Stored records:
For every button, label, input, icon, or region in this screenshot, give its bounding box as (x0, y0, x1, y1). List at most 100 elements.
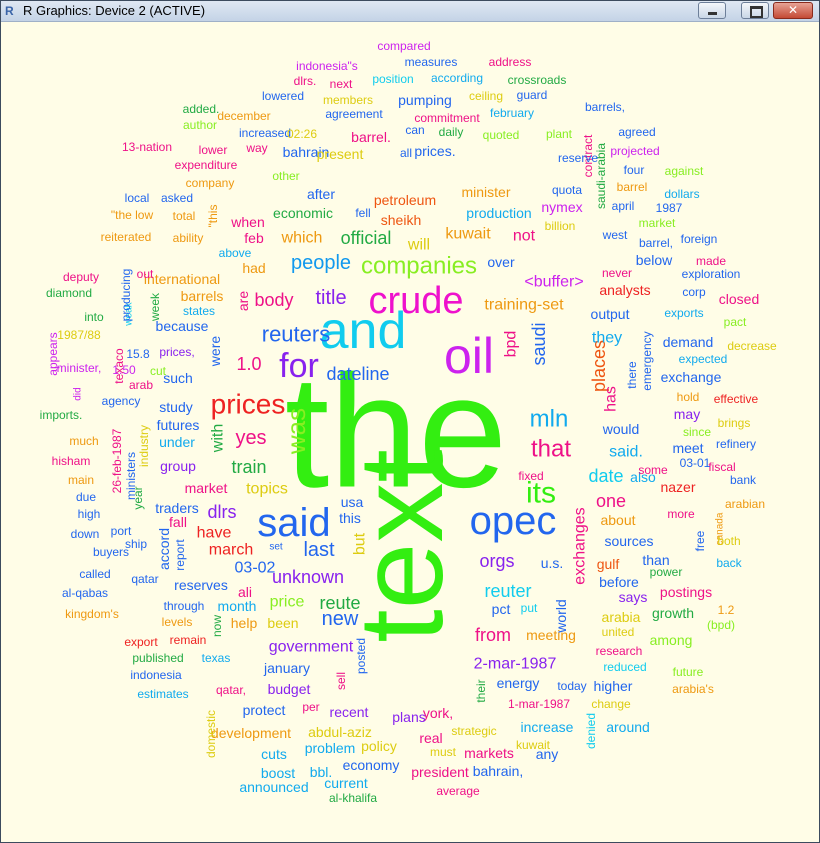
cloud-word: down (71, 527, 100, 541)
cloud-word: 1987 (656, 201, 683, 215)
cloud-word: crude (368, 280, 463, 322)
cloud-word: but (352, 532, 369, 555)
cloud-word: energy (497, 675, 540, 691)
cloud-word: qatar (131, 572, 158, 586)
cloud-word: companies (361, 253, 477, 280)
cloud-word: dlrs (207, 502, 236, 522)
cloud-word: orgs (479, 551, 514, 571)
cloud-word: president (411, 764, 469, 780)
cloud-word: which (281, 230, 323, 247)
cloud-word: new (322, 608, 359, 630)
cloud-word: levels (162, 615, 193, 629)
cloud-word: says (619, 589, 648, 605)
cloud-word: government (269, 639, 354, 656)
cloud-word: kuwait (445, 226, 491, 243)
cloud-word: research (596, 644, 643, 658)
cloud-word: pumping (398, 92, 452, 108)
cloud-word: bpd (503, 331, 520, 358)
cloud-word: dateline (326, 364, 389, 384)
cloud-word: official (341, 228, 392, 248)
cloud-word: al-khalifa (329, 791, 377, 805)
cloud-word: fell (355, 206, 370, 220)
cloud-word: emergency (640, 331, 654, 390)
cloud-word: measures (405, 55, 458, 69)
cloud-word: economic (273, 205, 333, 221)
cloud-word: compared (377, 39, 430, 53)
cloud-word: indonesia (130, 668, 182, 682)
cloud-word: exchange (661, 369, 722, 385)
cloud-word: reuters (262, 322, 330, 347)
cloud-word: imports. (40, 408, 83, 422)
cloud-word: usa (341, 494, 364, 510)
cloud-word: future (673, 665, 704, 679)
cloud-word: asked (161, 191, 193, 205)
cloud-word: recent (330, 704, 369, 720)
cloud-word: crossroads (508, 73, 567, 87)
cloud-word: among (650, 632, 693, 648)
cloud-word: bbl. (310, 764, 333, 780)
cloud-word: been (267, 615, 298, 631)
cloud-word: four (624, 163, 645, 177)
cloud-word: year (131, 486, 145, 509)
cloud-word: corp (682, 285, 706, 299)
cloud-word: futures (157, 417, 200, 433)
cloud-word: yes (235, 427, 266, 449)
cloud-word: analysts (599, 282, 650, 298)
cloud-word: refinery (716, 437, 756, 451)
cloud-word: denied (584, 713, 598, 749)
cloud-word: main (68, 473, 94, 487)
r-app-icon: R (5, 4, 14, 18)
cloud-word: unknown (272, 567, 344, 587)
cloud-word: production (466, 205, 531, 221)
maximize-button[interactable] (741, 2, 769, 19)
cloud-word: way (245, 141, 267, 155)
cloud-word: barrels (181, 288, 224, 304)
close-icon: ✕ (787, 3, 799, 17)
cloud-word: its (526, 477, 556, 510)
cloud-word: average (436, 784, 480, 798)
cloud-word: 13-nation (122, 140, 172, 154)
cloud-word: kuwait (516, 738, 551, 752)
cloud-word: barrel (617, 180, 648, 194)
cloud-word: have (197, 525, 232, 542)
cloud-word: into (84, 310, 104, 324)
cloud-word: report (173, 539, 187, 571)
cloud-word: appears (46, 332, 60, 375)
cloud-word: bahrain, (473, 763, 524, 779)
cloud-word: mln (530, 406, 569, 433)
cloud-word: port (111, 524, 132, 538)
close-button[interactable]: ✕ (773, 2, 813, 19)
cloud-word: increased (239, 126, 291, 140)
cloud-word: sources (604, 533, 653, 549)
cloud-word: exports (664, 306, 703, 320)
cloud-word: estimates (137, 687, 188, 701)
minimize-button[interactable] (698, 2, 726, 19)
cloud-word: ability (173, 231, 204, 245)
cloud-word: effective (714, 392, 759, 406)
cloud-word: opec (470, 499, 557, 543)
cloud-word: made (696, 254, 726, 268)
cloud-word: oil (444, 328, 494, 384)
cloud-word: daily (439, 125, 464, 139)
cloud-word: bank (730, 473, 757, 487)
cloud-word: train (231, 457, 266, 477)
cloud-word: after (307, 186, 335, 202)
cloud-word: expected (679, 352, 728, 366)
cloud-word: change (591, 697, 631, 711)
cloud-word: other (272, 169, 299, 183)
cloud-word: added. (183, 102, 220, 116)
cloud-word: sheikh (381, 212, 421, 228)
cloud-word: reserves (174, 577, 228, 593)
cloud-word: any (536, 746, 559, 762)
title-bar[interactable]: R R Graphics: Device 2 (ACTIVE) ✕ (1, 1, 819, 22)
cloud-word: commitment (414, 111, 480, 125)
cloud-word: feb (244, 230, 264, 246)
cloud-word: study (159, 399, 192, 415)
cloud-word: not (513, 228, 536, 245)
cloud-word: nazer (660, 479, 695, 495)
cloud-word: was (281, 408, 311, 455)
cloud-word: price (270, 594, 305, 611)
cloud-word: u.s. (541, 555, 564, 571)
cloud-word: published (132, 651, 183, 665)
cloud-word: decrease (727, 339, 777, 353)
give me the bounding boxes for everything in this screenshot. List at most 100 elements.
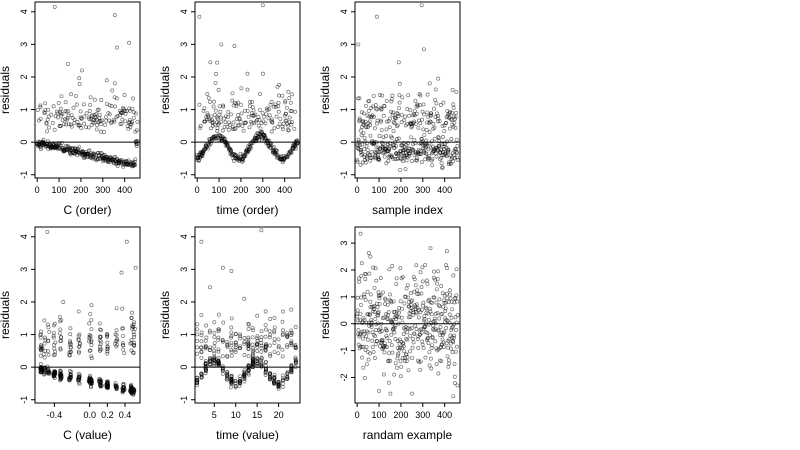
data-point	[377, 302, 382, 306]
data-point	[238, 336, 242, 341]
data-point	[427, 349, 432, 354]
data-point	[391, 129, 396, 134]
data-point	[92, 97, 97, 102]
data-point	[429, 139, 434, 144]
data-point	[413, 141, 418, 146]
data-point	[268, 377, 272, 382]
data-point	[398, 266, 403, 271]
data-point	[88, 102, 93, 107]
data-point	[266, 107, 271, 112]
data-point	[47, 329, 52, 334]
data-point	[411, 340, 416, 345]
data-point	[372, 141, 377, 146]
data-point	[376, 309, 381, 314]
data-point	[97, 377, 102, 382]
data-point	[392, 372, 397, 377]
data-point	[377, 388, 382, 393]
data-point	[260, 130, 265, 134]
data-point	[402, 349, 407, 354]
data-point	[41, 372, 46, 377]
data-point	[103, 122, 107, 127]
data-point	[356, 276, 361, 281]
data-point	[392, 121, 397, 126]
data-point	[195, 327, 200, 332]
data-point	[426, 311, 431, 316]
data-point	[221, 320, 226, 325]
data-point	[281, 121, 286, 126]
points-group	[195, 3, 300, 165]
data-point	[226, 127, 231, 132]
data-point	[280, 333, 285, 338]
data-point	[283, 100, 288, 105]
data-point	[442, 329, 447, 334]
data-point	[196, 158, 201, 163]
data-point	[128, 341, 133, 346]
data-point	[47, 125, 51, 130]
data-point	[364, 125, 369, 130]
data-point	[49, 112, 54, 117]
data-point	[276, 100, 281, 105]
data-point	[433, 277, 438, 282]
data-point	[58, 338, 63, 343]
data-point	[374, 278, 379, 283]
residual-panel-2: 0 100 200 300 400 -1 0 1 2 3 4 time (order) residual…	[158, 1, 301, 217]
data-point	[131, 115, 136, 120]
data-point	[419, 285, 424, 289]
data-point	[436, 269, 441, 274]
data-point	[121, 347, 126, 352]
data-point	[440, 165, 445, 170]
data-point	[74, 102, 79, 107]
data-point	[452, 333, 457, 338]
data-point	[358, 311, 363, 316]
data-point	[131, 391, 136, 396]
data-point	[424, 310, 429, 315]
data-point	[423, 355, 428, 360]
data-point	[46, 352, 51, 357]
data-point	[443, 308, 448, 313]
data-point	[46, 369, 51, 374]
data-point	[292, 144, 297, 149]
data-point	[374, 106, 379, 111]
data-point	[45, 229, 50, 234]
data-point	[407, 327, 412, 332]
data-point	[219, 119, 223, 124]
data-point	[38, 370, 43, 374]
data-point	[436, 119, 441, 124]
data-point	[77, 332, 82, 337]
data-point	[362, 294, 367, 299]
data-point	[437, 316, 442, 321]
data-point	[263, 373, 268, 377]
data-point	[264, 327, 268, 332]
y-tick-label: 2	[179, 299, 189, 304]
data-point	[82, 114, 87, 119]
data-point	[263, 309, 268, 314]
data-point	[410, 336, 415, 341]
data-point	[365, 155, 369, 160]
data-point	[418, 359, 423, 364]
plot-frame	[34, 226, 141, 404]
data-point	[251, 108, 256, 113]
data-point	[250, 342, 255, 347]
y-tick-label: 2	[339, 267, 349, 272]
data-point	[437, 304, 442, 309]
data-point	[229, 325, 234, 330]
x-axis-title: randam example	[363, 428, 453, 442]
data-point	[284, 377, 289, 382]
data-point	[213, 80, 218, 85]
data-point	[128, 125, 133, 130]
data-point	[133, 265, 138, 270]
y-tick-label: 4	[179, 9, 189, 14]
data-point	[289, 330, 294, 335]
data-point	[440, 165, 445, 170]
data-point	[448, 333, 453, 338]
data-point	[221, 339, 225, 344]
data-point	[202, 106, 207, 111]
data-point	[398, 374, 403, 379]
data-point	[199, 374, 204, 379]
data-point	[219, 42, 224, 47]
data-point	[208, 285, 212, 290]
data-point	[134, 128, 139, 133]
data-point	[420, 342, 425, 347]
data-point	[251, 328, 256, 333]
data-point	[392, 325, 397, 330]
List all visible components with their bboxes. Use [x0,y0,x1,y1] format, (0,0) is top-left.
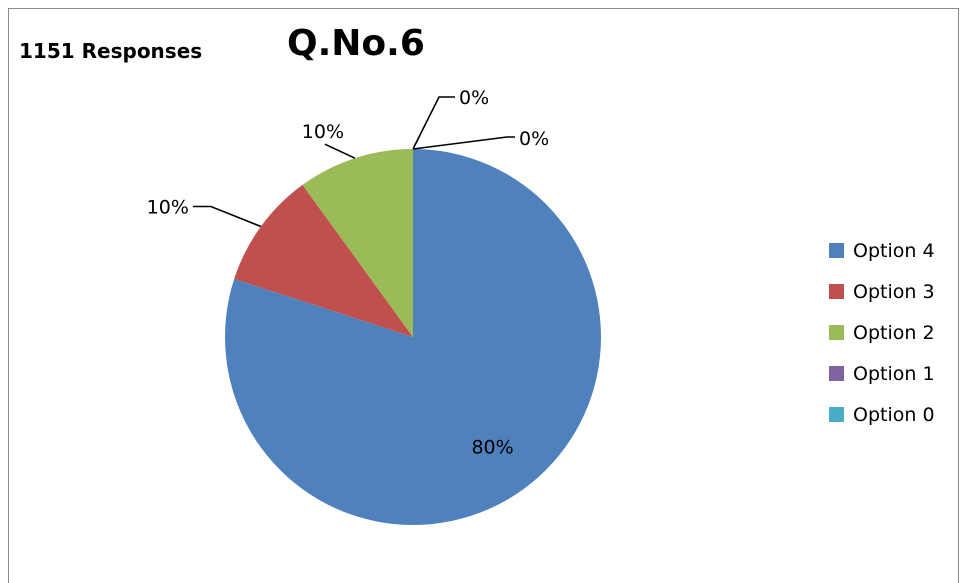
leader-option-0 [412,136,515,150]
legend-swatch [829,325,844,340]
legend-item-option-3: Option 3 [829,281,935,303]
legend-label: Option 4 [853,240,935,262]
legend-label: Option 0 [853,404,935,426]
legend-swatch [829,243,844,258]
legend-item-option-2: Option 2 [829,322,935,344]
data-label-option-0: 0% [519,128,549,150]
legend-label: Option 1 [853,363,935,385]
chart-title: Q.No.6 [287,23,425,64]
legend-item-option-4: Option 4 [829,240,935,262]
chart-area: 1151 Responses Q.No.6 80% 10% 10% 0% 0% Opti… [8,8,959,583]
legend-swatch [829,407,844,422]
leader-option-1 [412,96,455,150]
leader-option-2 [324,143,356,159]
legend: Option 4 Option 3 Option 2 Option 1 Option 0 [829,240,935,426]
legend-label: Option 2 [853,322,935,344]
responses-count: 1151 Responses [19,39,202,63]
leader-option-3 [192,205,262,228]
data-labels: 80% 10% 10% 0% 0% [147,87,549,459]
legend-swatch [829,366,844,381]
slice-option-4 [224,149,601,525]
data-label-option-4: 80% [471,437,513,459]
legend-item-option-0: Option 0 [829,404,935,426]
legend-item-option-1: Option 1 [829,363,935,385]
legend-swatch [829,284,844,299]
pie-slices [224,149,601,525]
data-label-option-1: 0% [459,87,489,109]
leader-lines [192,96,515,228]
slice-option-3 [234,184,413,337]
pie-chart: 1151 Responses Q.No.6 80% 10% 10% 0% 0% Opti… [19,23,935,525]
legend-label: Option 3 [853,281,935,303]
slice-option-2 [302,149,413,337]
data-label-option-3: 10% [147,196,189,218]
data-label-option-2: 10% [302,121,344,143]
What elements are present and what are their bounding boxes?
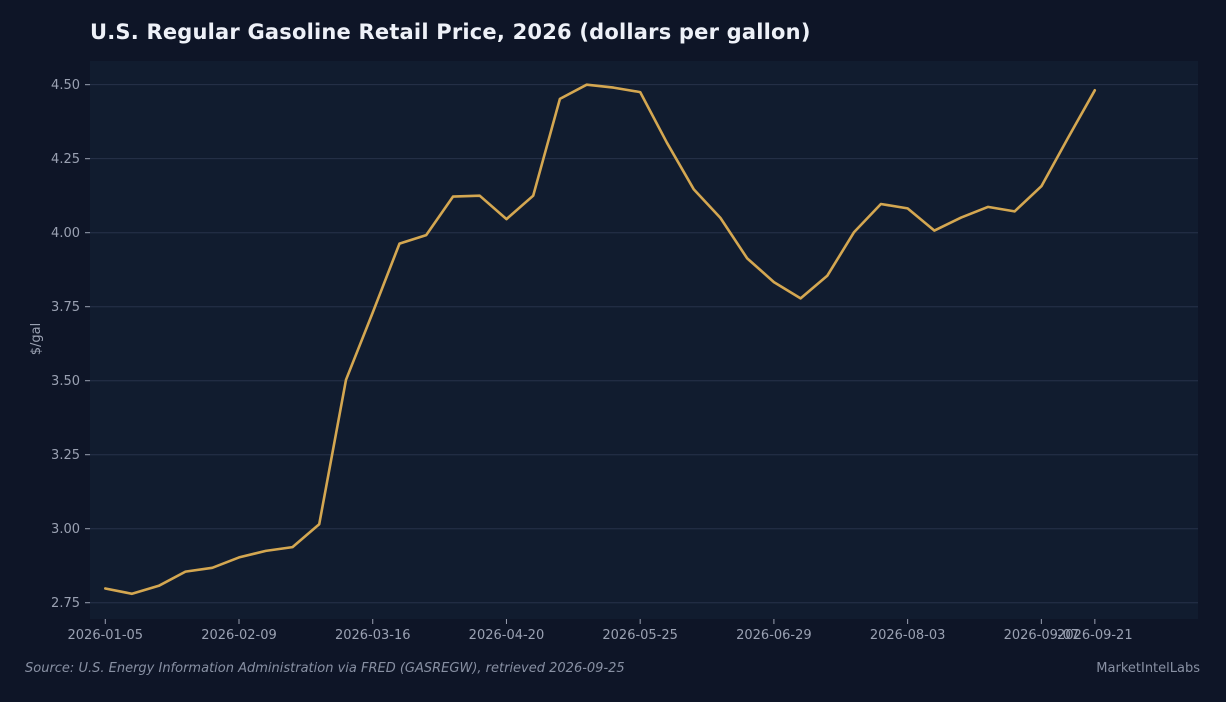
y-axis: 2.75 3.00 3.25 3.50 3.75 4.00 4.25 4.50 <box>51 78 90 611</box>
y-axis-label: $/gal <box>29 323 44 355</box>
x-tick-label: 2026-04-20 <box>469 628 545 643</box>
y-tick-label: 3.50 <box>51 374 80 389</box>
y-tick-label: 3.75 <box>51 300 80 315</box>
price-series-line <box>104 83 1097 596</box>
y-tick-label: 4.25 <box>51 152 80 167</box>
y-tick-label: 2.75 <box>51 596 80 611</box>
x-tick-label: 2026-08-03 <box>870 628 946 643</box>
y-tick-label: 3.00 <box>51 522 80 537</box>
gridlines <box>90 84 1198 604</box>
x-tick-label: 2026-09-07 <box>1004 628 1080 643</box>
x-axis: 2026-01-05 2026-02-09 2026-03-16 2026-04-20… <box>68 619 1133 643</box>
x-tick-label: 2026-01-05 <box>68 628 144 643</box>
x-tick-label: 2026-06-29 <box>736 628 812 643</box>
x-tick-label: 2026-05-25 <box>602 628 678 643</box>
x-tick-label: 2026-02-09 <box>201 628 277 643</box>
brand-label: MarketIntelLabs <box>1096 661 1200 676</box>
series-layer <box>104 83 1097 596</box>
plot-area <box>90 61 1198 619</box>
x-tick-label: 2026-09-21 <box>1057 628 1133 643</box>
y-tick-label: 4.50 <box>51 78 80 93</box>
y-tick-label: 4.00 <box>51 226 80 241</box>
y-tick-label: 3.25 <box>51 448 80 463</box>
chart-title: U.S. Regular Gasoline Retail Price, 2026… <box>90 20 811 44</box>
x-tick-label: 2026-03-16 <box>335 628 411 643</box>
source-note: Source: U.S. Energy Information Administ… <box>25 661 625 676</box>
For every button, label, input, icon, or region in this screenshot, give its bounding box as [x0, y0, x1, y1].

> **What the task asks**: Convert the entries from the line containing "cloud-word: down (71, 527, 100, 541)" through the line containing "cloud-word: companies (361, 253, 477, 280)" into a numbered list, leaving out any blank lines.

> **Response to this task**:
1. cloud-word: down (71, 527, 100, 541)
2. cloud-word: 1987 (656, 201, 683, 215)
3. cloud-word: crude (368, 280, 463, 322)
4. cloud-word: but (352, 532, 369, 555)
5. cloud-word: energy (497, 675, 540, 691)
6. cloud-word: qatar (131, 572, 158, 586)
7. cloud-word: companies (361, 253, 477, 280)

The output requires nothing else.